▸ Entries supplied:
· · · · ·

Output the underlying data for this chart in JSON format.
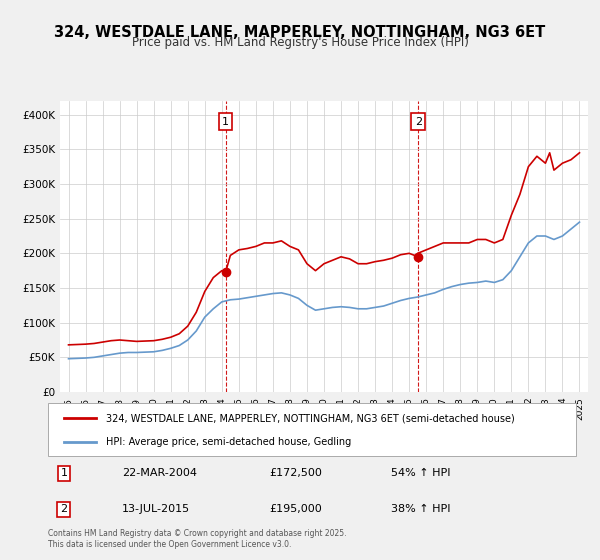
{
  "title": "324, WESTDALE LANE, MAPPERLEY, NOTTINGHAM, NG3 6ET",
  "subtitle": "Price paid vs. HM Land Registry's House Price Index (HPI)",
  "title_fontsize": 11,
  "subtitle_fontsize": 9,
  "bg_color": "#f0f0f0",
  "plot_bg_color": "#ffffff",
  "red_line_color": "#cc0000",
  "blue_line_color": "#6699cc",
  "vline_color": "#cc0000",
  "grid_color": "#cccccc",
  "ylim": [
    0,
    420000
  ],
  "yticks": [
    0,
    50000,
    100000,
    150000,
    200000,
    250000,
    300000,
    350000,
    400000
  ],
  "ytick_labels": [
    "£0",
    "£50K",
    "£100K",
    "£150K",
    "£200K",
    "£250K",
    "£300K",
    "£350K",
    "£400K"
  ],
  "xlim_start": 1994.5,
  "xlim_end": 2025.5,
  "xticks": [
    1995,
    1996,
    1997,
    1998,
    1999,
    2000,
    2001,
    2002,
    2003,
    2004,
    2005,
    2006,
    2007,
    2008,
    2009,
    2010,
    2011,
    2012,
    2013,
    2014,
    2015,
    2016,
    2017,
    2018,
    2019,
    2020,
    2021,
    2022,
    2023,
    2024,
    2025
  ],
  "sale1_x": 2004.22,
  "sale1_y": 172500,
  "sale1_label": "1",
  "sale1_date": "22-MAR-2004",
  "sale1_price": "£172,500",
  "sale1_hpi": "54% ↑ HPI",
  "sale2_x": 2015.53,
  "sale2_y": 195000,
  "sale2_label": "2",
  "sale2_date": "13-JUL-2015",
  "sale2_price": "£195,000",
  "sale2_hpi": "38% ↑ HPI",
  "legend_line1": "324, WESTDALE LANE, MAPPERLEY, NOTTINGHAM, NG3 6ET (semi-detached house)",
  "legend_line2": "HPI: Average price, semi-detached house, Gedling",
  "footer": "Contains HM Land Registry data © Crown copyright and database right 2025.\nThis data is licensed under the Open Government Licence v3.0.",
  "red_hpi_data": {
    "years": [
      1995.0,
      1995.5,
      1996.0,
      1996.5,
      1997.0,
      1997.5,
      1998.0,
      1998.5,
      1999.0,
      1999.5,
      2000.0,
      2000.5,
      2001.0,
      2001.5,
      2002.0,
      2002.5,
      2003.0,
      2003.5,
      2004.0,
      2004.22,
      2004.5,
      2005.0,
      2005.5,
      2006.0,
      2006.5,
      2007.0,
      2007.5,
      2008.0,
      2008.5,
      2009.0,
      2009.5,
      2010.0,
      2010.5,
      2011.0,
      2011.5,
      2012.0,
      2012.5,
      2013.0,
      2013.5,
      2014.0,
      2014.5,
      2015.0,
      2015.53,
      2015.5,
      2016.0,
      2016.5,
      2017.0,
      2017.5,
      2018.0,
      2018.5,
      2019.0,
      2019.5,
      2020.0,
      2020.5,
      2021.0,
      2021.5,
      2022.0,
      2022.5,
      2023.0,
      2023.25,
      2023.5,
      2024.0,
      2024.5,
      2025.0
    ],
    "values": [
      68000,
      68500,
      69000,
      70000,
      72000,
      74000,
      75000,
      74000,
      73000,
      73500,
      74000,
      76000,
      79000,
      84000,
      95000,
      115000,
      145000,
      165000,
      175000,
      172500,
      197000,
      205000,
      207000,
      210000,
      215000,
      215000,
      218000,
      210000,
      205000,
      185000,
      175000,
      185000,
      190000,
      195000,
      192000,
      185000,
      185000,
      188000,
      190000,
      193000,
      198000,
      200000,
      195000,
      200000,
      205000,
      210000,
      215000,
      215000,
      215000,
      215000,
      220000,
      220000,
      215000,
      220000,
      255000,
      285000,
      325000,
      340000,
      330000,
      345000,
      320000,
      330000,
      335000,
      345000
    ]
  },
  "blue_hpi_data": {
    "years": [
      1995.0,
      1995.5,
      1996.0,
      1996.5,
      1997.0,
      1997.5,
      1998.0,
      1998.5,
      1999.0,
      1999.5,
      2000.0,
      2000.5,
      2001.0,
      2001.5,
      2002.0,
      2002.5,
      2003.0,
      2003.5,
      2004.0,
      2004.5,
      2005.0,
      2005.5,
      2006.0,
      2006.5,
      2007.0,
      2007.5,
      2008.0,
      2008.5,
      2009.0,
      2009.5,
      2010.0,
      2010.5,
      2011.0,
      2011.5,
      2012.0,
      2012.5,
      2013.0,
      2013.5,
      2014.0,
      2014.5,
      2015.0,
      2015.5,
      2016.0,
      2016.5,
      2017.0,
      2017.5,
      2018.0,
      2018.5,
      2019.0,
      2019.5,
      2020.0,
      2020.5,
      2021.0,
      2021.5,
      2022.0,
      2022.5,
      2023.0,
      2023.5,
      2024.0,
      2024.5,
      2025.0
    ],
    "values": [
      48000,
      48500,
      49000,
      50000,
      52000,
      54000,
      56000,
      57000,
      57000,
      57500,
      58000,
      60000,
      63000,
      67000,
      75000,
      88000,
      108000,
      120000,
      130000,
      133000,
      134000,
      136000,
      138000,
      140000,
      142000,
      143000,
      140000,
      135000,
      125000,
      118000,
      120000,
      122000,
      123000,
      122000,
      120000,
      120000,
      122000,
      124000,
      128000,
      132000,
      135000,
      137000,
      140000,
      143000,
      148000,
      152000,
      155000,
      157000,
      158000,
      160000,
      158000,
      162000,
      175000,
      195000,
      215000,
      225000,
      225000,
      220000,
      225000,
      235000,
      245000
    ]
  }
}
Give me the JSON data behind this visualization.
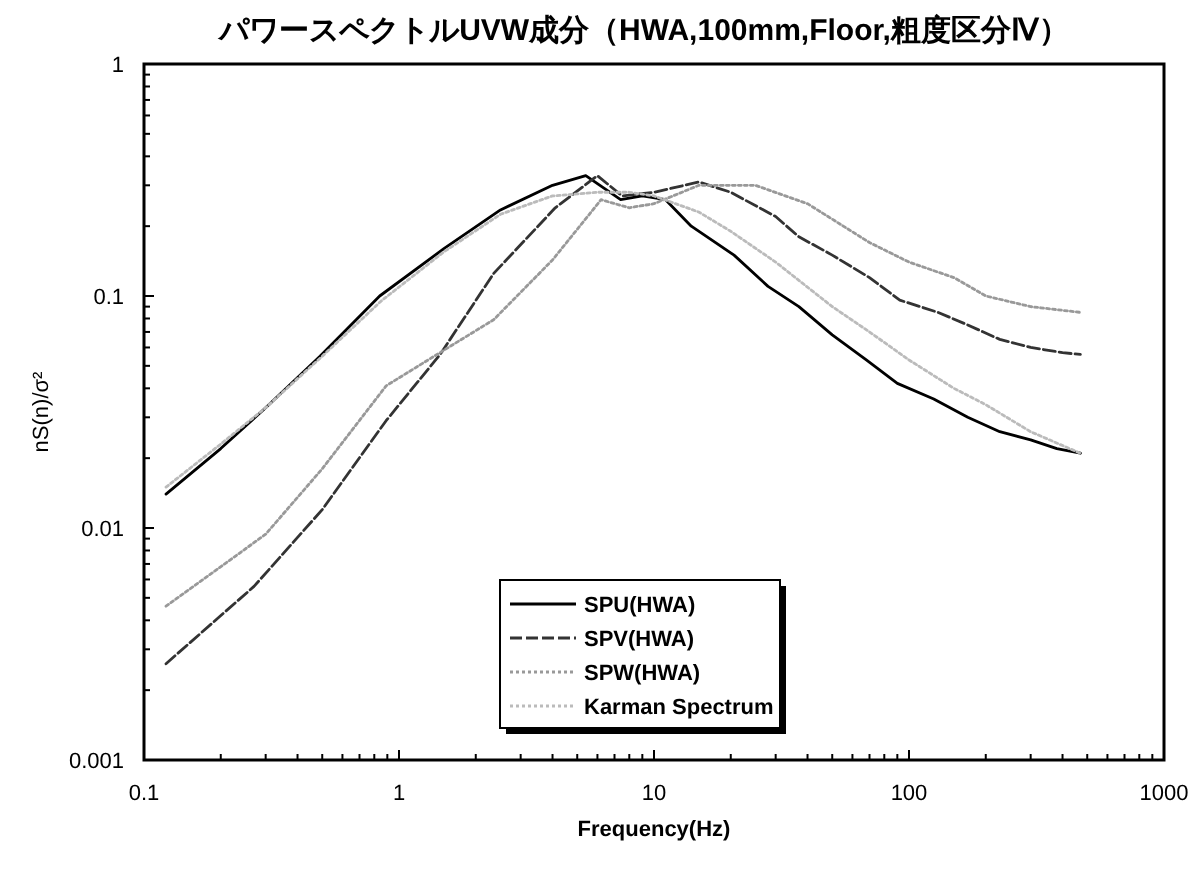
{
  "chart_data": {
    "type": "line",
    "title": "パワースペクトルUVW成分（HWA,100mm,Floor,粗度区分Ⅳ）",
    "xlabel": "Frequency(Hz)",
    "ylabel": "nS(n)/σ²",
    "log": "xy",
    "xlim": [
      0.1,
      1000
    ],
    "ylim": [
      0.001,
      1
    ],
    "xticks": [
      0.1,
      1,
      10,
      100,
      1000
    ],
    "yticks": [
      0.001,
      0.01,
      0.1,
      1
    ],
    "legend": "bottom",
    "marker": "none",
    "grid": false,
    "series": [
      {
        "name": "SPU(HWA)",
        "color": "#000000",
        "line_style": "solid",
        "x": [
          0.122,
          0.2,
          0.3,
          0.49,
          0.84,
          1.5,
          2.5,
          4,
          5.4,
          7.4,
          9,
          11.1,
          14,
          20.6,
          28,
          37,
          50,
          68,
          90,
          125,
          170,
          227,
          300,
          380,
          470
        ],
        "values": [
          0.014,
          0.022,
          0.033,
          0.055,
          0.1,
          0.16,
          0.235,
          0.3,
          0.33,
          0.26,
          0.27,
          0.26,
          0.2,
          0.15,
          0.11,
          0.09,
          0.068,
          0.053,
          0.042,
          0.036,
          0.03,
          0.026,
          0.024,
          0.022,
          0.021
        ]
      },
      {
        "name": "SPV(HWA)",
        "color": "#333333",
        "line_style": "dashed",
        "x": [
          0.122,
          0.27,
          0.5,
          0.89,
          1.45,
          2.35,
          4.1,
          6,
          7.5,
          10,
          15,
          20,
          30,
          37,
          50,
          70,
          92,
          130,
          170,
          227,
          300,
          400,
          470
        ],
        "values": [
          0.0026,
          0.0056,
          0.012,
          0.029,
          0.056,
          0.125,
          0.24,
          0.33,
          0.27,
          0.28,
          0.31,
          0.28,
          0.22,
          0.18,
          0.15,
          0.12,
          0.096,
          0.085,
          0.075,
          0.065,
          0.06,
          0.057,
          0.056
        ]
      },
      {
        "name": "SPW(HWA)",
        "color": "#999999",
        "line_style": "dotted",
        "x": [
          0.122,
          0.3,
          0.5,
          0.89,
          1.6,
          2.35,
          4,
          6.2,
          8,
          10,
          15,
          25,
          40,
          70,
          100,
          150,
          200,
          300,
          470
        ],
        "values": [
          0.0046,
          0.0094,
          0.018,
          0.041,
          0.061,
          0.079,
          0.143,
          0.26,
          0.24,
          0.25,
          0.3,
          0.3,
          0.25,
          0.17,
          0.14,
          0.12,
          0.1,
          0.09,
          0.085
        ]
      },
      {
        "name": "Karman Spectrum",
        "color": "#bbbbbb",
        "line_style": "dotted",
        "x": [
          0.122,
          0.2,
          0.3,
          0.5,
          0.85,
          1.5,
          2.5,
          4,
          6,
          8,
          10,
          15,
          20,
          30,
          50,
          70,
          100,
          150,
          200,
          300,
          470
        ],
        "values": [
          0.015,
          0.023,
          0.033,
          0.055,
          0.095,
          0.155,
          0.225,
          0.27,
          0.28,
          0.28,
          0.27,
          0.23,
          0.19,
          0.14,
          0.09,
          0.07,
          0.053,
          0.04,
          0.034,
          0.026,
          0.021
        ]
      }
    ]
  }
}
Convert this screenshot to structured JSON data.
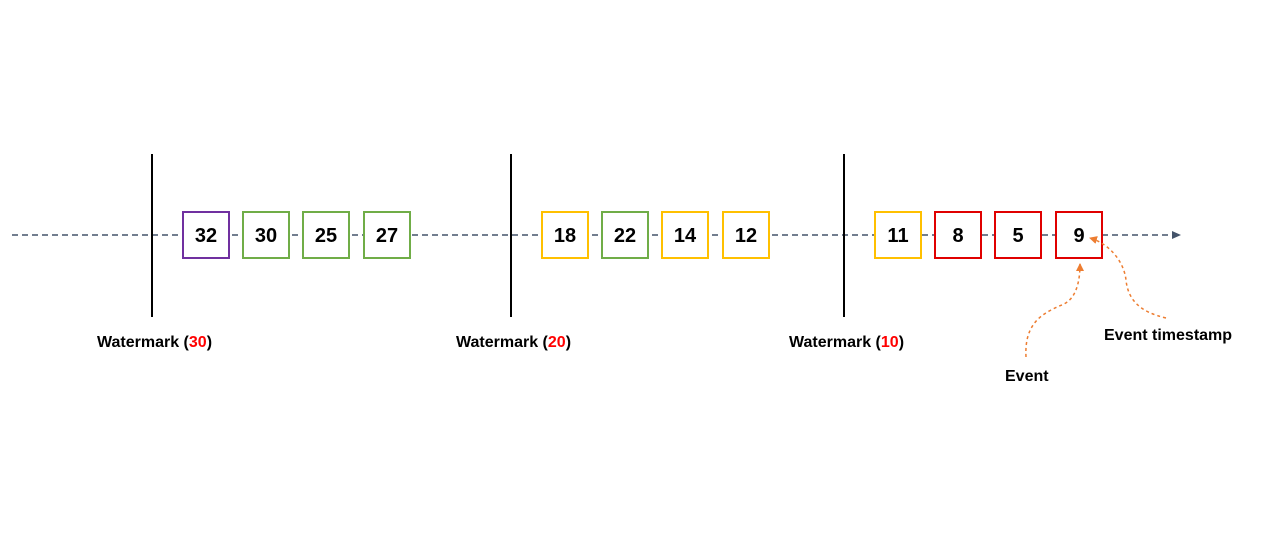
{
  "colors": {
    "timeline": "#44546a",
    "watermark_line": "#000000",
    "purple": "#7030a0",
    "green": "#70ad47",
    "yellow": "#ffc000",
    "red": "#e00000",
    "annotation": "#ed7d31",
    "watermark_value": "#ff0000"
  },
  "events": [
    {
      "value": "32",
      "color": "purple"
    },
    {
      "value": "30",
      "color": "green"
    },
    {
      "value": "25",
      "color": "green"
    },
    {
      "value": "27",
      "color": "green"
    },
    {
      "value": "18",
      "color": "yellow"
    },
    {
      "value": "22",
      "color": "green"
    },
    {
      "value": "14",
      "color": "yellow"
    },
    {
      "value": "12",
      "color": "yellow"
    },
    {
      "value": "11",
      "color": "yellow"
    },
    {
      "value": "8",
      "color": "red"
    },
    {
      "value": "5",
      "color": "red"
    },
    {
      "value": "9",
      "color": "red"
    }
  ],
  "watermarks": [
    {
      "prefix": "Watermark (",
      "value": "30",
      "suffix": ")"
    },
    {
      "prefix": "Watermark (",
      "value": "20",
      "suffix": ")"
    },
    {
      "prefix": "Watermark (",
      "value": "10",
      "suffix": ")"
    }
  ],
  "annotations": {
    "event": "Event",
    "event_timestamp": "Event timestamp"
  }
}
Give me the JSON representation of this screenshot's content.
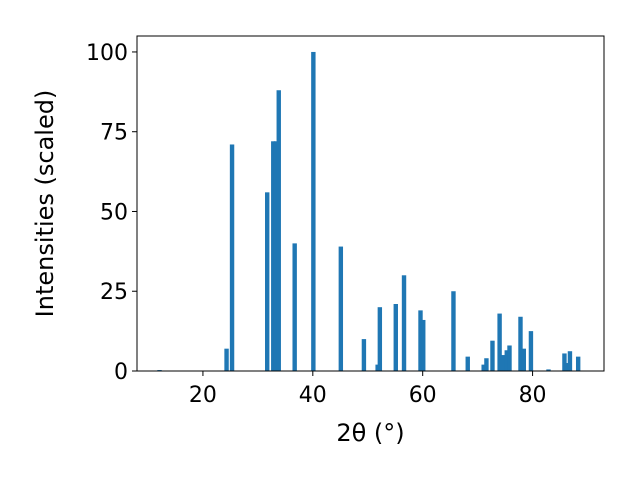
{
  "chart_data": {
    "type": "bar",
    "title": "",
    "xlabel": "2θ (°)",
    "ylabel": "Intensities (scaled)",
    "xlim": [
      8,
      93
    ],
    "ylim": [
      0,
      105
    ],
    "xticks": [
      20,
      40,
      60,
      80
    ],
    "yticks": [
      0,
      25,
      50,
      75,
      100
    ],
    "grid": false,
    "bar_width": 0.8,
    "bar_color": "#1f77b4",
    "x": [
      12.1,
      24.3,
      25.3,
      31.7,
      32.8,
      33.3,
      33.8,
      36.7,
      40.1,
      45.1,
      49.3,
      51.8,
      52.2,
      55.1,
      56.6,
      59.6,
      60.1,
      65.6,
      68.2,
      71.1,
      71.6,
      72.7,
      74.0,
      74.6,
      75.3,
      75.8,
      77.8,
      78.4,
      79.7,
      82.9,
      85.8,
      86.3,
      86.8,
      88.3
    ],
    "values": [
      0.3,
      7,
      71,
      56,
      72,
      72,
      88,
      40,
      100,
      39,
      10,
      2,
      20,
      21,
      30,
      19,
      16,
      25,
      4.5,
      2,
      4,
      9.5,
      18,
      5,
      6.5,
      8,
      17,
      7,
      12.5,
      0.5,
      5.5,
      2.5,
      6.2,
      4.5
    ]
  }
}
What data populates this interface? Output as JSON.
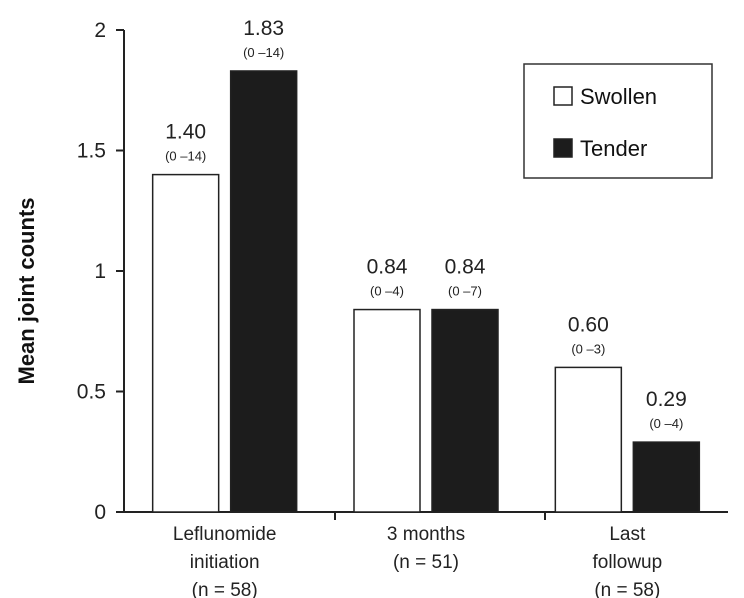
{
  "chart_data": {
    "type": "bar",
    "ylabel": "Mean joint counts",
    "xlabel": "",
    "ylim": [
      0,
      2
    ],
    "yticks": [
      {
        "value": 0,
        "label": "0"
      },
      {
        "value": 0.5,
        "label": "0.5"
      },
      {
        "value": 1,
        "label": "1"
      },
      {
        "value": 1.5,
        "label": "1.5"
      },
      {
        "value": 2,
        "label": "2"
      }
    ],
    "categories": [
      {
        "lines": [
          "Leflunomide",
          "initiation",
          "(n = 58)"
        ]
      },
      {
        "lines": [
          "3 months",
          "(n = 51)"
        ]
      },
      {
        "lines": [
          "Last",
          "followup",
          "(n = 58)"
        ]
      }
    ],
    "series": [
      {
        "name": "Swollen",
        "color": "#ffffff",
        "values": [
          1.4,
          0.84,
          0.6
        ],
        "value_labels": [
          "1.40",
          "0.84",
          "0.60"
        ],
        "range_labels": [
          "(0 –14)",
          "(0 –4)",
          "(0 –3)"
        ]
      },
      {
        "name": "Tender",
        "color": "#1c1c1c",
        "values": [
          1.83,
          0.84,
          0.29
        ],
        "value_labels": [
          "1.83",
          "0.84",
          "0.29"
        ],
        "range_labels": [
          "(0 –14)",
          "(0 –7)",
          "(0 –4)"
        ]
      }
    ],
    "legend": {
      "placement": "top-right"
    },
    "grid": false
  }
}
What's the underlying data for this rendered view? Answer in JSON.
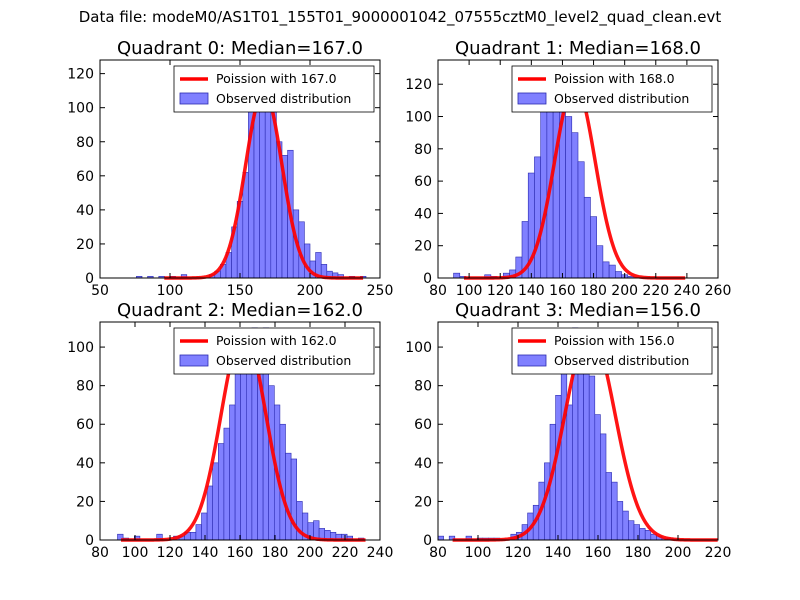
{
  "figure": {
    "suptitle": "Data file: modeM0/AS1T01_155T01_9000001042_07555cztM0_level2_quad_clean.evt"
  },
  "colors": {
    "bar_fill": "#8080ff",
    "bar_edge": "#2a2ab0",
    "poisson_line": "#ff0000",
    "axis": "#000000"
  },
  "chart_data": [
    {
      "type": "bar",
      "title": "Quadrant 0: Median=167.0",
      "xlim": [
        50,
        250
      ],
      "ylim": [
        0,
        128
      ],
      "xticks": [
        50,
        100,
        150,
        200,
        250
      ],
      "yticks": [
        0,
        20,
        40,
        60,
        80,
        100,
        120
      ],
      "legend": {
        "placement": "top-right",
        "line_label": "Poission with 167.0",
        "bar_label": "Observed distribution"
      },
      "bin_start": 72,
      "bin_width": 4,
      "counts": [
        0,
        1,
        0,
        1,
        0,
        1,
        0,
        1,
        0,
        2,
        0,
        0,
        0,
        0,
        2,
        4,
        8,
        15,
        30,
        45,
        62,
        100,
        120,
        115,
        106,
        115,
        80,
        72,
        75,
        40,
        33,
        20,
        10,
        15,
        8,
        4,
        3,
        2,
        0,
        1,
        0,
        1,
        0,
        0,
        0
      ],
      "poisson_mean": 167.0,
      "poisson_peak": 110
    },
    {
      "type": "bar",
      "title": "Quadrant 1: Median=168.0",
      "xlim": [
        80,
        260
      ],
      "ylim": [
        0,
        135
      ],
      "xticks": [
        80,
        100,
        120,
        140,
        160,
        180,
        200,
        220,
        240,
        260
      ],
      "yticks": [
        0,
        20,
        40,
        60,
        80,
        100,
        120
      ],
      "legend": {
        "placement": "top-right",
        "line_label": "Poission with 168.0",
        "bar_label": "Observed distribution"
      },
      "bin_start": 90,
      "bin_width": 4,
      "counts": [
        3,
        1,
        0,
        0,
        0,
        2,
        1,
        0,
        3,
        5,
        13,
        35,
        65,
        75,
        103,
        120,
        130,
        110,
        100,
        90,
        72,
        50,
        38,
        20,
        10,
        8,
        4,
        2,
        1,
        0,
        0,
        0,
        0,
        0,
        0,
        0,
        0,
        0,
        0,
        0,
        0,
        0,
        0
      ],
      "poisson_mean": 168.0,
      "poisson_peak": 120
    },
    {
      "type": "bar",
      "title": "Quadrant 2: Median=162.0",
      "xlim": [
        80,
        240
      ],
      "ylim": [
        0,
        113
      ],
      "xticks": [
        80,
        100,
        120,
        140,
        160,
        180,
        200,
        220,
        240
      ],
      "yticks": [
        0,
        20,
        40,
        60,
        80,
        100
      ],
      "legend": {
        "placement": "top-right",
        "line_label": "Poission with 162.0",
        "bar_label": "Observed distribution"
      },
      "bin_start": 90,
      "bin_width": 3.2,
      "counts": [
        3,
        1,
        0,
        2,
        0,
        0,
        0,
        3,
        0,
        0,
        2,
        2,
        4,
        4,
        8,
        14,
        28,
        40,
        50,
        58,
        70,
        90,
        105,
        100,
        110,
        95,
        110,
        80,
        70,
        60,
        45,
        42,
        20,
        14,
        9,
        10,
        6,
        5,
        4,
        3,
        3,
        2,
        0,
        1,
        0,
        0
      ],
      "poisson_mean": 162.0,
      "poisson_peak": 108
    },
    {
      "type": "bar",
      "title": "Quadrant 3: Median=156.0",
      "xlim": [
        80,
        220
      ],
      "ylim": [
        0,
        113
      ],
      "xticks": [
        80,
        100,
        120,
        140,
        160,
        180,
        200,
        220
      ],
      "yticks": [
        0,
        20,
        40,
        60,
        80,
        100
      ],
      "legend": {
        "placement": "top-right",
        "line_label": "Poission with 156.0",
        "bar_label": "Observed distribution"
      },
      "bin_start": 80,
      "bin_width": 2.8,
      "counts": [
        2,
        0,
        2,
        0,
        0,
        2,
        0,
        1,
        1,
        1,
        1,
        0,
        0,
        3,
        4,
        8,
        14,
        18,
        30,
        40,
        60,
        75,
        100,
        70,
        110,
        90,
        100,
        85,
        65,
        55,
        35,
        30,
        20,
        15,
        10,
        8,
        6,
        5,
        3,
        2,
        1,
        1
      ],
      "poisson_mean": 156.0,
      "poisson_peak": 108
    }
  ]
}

· · · · ·

▸ Work to do: Gather from the entries above all lines that include the string "MAPPERLEY".

▸ Task result:
  "title": "324, WESTDALE LANE, MAPPERLEY, NOTTINGHAM, NG3 6ET",
  "legend_line1": "324, WESTDALE LANE, MAPPERLEY, NOTTINGHAM, NG3 6ET (semi-detached house)",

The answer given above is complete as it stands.